(Stored data)
[START]

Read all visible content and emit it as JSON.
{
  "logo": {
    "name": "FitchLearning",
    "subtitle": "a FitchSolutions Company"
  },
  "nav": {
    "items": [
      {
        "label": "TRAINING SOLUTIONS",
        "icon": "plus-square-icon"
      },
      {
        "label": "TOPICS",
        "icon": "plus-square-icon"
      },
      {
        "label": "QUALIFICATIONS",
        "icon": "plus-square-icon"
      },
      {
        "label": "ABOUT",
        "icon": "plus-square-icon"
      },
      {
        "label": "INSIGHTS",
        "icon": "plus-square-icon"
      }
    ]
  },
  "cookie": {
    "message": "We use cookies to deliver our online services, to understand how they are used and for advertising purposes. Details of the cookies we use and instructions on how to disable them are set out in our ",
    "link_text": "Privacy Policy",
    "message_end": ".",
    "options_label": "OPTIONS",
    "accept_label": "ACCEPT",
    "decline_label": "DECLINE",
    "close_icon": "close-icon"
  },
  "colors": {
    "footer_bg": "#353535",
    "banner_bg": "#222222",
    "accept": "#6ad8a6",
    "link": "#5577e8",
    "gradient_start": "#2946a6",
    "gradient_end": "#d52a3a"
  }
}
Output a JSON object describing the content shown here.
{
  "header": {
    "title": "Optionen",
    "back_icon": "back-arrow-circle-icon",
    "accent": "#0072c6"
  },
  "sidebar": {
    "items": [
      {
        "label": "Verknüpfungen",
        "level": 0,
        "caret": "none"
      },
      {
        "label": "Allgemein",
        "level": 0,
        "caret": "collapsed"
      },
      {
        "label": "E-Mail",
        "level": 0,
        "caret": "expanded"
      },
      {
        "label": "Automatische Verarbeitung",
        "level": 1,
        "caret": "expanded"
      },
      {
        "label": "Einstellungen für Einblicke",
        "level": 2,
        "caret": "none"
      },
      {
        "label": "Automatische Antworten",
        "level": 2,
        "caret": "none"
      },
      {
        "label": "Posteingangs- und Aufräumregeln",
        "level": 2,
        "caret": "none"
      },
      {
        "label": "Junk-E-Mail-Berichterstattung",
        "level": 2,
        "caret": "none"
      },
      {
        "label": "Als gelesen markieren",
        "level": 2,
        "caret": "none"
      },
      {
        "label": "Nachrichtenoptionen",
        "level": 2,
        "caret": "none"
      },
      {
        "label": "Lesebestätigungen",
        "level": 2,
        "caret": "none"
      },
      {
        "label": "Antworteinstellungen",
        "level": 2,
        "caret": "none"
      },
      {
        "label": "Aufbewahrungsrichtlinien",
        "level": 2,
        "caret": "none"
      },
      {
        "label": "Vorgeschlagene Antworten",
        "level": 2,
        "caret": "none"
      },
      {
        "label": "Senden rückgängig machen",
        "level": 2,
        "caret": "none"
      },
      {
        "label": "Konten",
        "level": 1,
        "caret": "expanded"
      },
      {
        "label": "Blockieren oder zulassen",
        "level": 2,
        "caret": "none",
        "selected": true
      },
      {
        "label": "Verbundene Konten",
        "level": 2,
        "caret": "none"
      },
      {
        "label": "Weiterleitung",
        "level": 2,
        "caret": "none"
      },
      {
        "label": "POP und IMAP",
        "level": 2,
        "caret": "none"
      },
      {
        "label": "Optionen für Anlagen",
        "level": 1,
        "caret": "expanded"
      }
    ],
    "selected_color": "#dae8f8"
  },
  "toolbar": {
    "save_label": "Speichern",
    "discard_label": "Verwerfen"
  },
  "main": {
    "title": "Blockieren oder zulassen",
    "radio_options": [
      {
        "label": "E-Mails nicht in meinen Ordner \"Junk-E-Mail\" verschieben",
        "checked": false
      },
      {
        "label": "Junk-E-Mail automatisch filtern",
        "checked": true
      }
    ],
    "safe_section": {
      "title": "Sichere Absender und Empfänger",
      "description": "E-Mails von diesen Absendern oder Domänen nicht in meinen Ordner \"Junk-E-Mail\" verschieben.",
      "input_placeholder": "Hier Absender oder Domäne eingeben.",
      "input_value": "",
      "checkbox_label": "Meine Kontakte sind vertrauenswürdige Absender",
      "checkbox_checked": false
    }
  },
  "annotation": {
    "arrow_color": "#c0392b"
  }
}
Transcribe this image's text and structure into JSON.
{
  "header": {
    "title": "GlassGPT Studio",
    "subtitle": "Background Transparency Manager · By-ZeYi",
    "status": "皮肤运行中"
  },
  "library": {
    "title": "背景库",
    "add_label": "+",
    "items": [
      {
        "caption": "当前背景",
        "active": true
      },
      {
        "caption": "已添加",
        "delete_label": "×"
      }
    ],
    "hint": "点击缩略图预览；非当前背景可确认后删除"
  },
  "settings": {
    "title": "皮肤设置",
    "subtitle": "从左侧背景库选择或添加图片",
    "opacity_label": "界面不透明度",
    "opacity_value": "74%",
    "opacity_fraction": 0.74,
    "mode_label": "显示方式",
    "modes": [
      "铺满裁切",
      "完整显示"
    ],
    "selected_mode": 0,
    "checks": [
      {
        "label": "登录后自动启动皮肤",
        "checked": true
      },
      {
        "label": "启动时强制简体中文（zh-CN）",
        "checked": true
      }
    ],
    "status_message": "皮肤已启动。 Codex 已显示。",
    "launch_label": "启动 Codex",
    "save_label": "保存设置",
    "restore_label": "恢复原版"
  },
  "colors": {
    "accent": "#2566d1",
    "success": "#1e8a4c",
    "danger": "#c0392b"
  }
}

[END]

Given exercise
Every entry above should be retyped exactly as shown.

Response
Read all visible content and emit it as JSON.
{
  "logo": {
    "name": "FitchLearning",
    "subtitle": "a FitchSolutions Company"
  },
  "nav": {
    "items": [
      {
        "label": "TRAINING SOLUTIONS",
        "icon": "plus-square-icon"
      },
      {
        "label": "TOPICS",
        "icon": "plus-square-icon"
      },
      {
        "label": "QUALIFICATIONS",
        "icon": "plus-square-icon"
      },
      {
        "label": "ABOUT",
        "icon": "plus-square-icon"
      },
      {
        "label": "INSIGHTS",
        "icon": "plus-square-icon"
      }
    ]
  },
  "cookie": {
    "message": "We use cookies to deliver our online services, to understand how they are used and for advertising purposes. Details of the cookies we use and instructions on how to disable them are set out in our ",
    "link_text": "Privacy Policy",
    "message_end": ".",
    "options_label": "OPTIONS",
    "accept_label": "ACCEPT",
    "decline_label": "DECLINE",
    "close_icon": "close-icon"
  },
  "colors": {
    "footer_bg": "#353535",
    "banner_bg": "#222222",
    "accept": "#6ad8a6",
    "link": "#5577e8",
    "gradient_start": "#2946a6",
    "gradient_end": "#d52a3a"
  }
}
Output a JSON object describing the content shown here.
{
  "header": {
    "title": "Optionen",
    "back_icon": "back-arrow-circle-icon",
    "accent": "#0072c6"
  },
  "sidebar": {
    "items": [
      {
        "label": "Verknüpfungen",
        "level": 0,
        "caret": "none"
      },
      {
        "label": "Allgemein",
        "level": 0,
        "caret": "collapsed"
      },
      {
        "label": "E-Mail",
        "level": 0,
        "caret": "expanded"
      },
      {
        "label": "Automatische Verarbeitung",
        "level": 1,
        "caret": "expanded"
      },
      {
        "label": "Einstellungen für Einblicke",
        "level": 2,
        "caret": "none"
      },
      {
        "label": "Automatische Antworten",
        "level": 2,
        "caret": "none"
      },
      {
        "label": "Posteingangs- und Aufräumregeln",
        "level": 2,
        "caret": "none"
      },
      {
        "label": "Junk-E-Mail-Berichterstattung",
        "level": 2,
        "caret": "none"
      },
      {
        "label": "Als gelesen markieren",
        "level": 2,
        "caret": "none"
      },
      {
        "label": "Nachrichtenoptionen",
        "level": 2,
        "caret": "none"
      },
      {
        "label": "Lesebestätigungen",
        "level": 2,
        "caret": "none"
      },
      {
        "label": "Antworteinstellungen",
        "level": 2,
        "caret": "none"
      },
      {
        "label": "Aufbewahrungsrichtlinien",
        "level": 2,
        "caret": "none"
      },
      {
        "label": "Vorgeschlagene Antworten",
        "level": 2,
        "caret": "none"
      },
      {
        "label": "Senden rückgängig machen",
        "level": 2,
        "caret": "none"
      },
      {
        "label": "Konten",
        "level": 1,
        "caret": "expanded"
      },
      {
        "label": "Blockieren oder zulassen",
        "level": 2,
        "caret": "none",
        "selected": true
      },
      {
        "label": "Verbundene Konten",
        "level": 2,
        "caret": "none"
      },
      {
        "label": "Weiterleitung",
        "level": 2,
        "caret": "none"
      },
      {
        "label": "POP und IMAP",
        "level": 2,
        "caret": "none"
      },
      {
        "label": "Optionen für Anlagen",
        "level": 1,
        "caret": "expanded"
      }
    ],
    "selected_color": "#dae8f8"
  },
  "toolbar": {
    "save_label": "Speichern",
    "discard_label": "Verwerfen"
  },
  "main": {
    "title": "Blockieren oder zulassen",
    "radio_options": [
      {
        "label": "E-Mails nicht in meinen Ordner \"Junk-E-Mail\" verschieben",
        "checked": false
      },
      {
        "label": "Junk-E-Mail automatisch filtern",
        "checked": true
      }
    ],
    "safe_section": {
      "title": "Sichere Absender und Empfänger",
      "description": "E-Mails von diesen Absendern oder Domänen nicht in meinen Ordner \"Junk-E-Mail\" verschieben.",
      "input_placeholder": "Hier Absender oder Domäne eingeben.",
      "input_value": "",
      "checkbox_label": "Meine Kontakte sind vertrauenswürdige Absender",
      "checkbox_checked": false
    }
  },
  "annotation": {
    "arrow_color": "#c0392b"
  }
}
Transcribe this image's text and structure into JSON.
{
  "header": {
    "title": "GlassGPT Studio",
    "subtitle": "Background Transparency Manager · By-ZeYi",
    "status": "皮肤运行中"
  },
  "library": {
    "title": "背景库",
    "add_label": "+",
    "items": [
      {
        "caption": "当前背景",
        "active": true
      },
      {
        "caption": "已添加",
        "delete_label": "×"
      }
    ],
    "hint": "点击缩略图预览；非当前背景可确认后删除"
  },
  "settings": {
    "title": "皮肤设置",
    "subtitle": "从左侧背景库选择或添加图片",
    "opacity_label": "界面不透明度",
    "opacity_value": "74%",
    "opacity_fraction": 0.74,
    "mode_label": "显示方式",
    "modes": [
      "铺满裁切",
      "完整显示"
    ],
    "selected_mode": 0,
    "checks": [
      {
        "label": "登录后自动启动皮肤",
        "checked": true
      },
      {
        "label": "启动时强制简体中文（zh-CN）",
        "checked": true
      }
    ],
    "status_message": "皮肤已启动。 Codex 已显示。",
    "launch_label": "启动 Codex",
    "save_label": "保存设置",
    "restore_label": "恢复原版"
  },
  "colors": {
    "accent": "#2566d1",
    "success": "#1e8a4c",
    "danger": "#c0392b"
  }
}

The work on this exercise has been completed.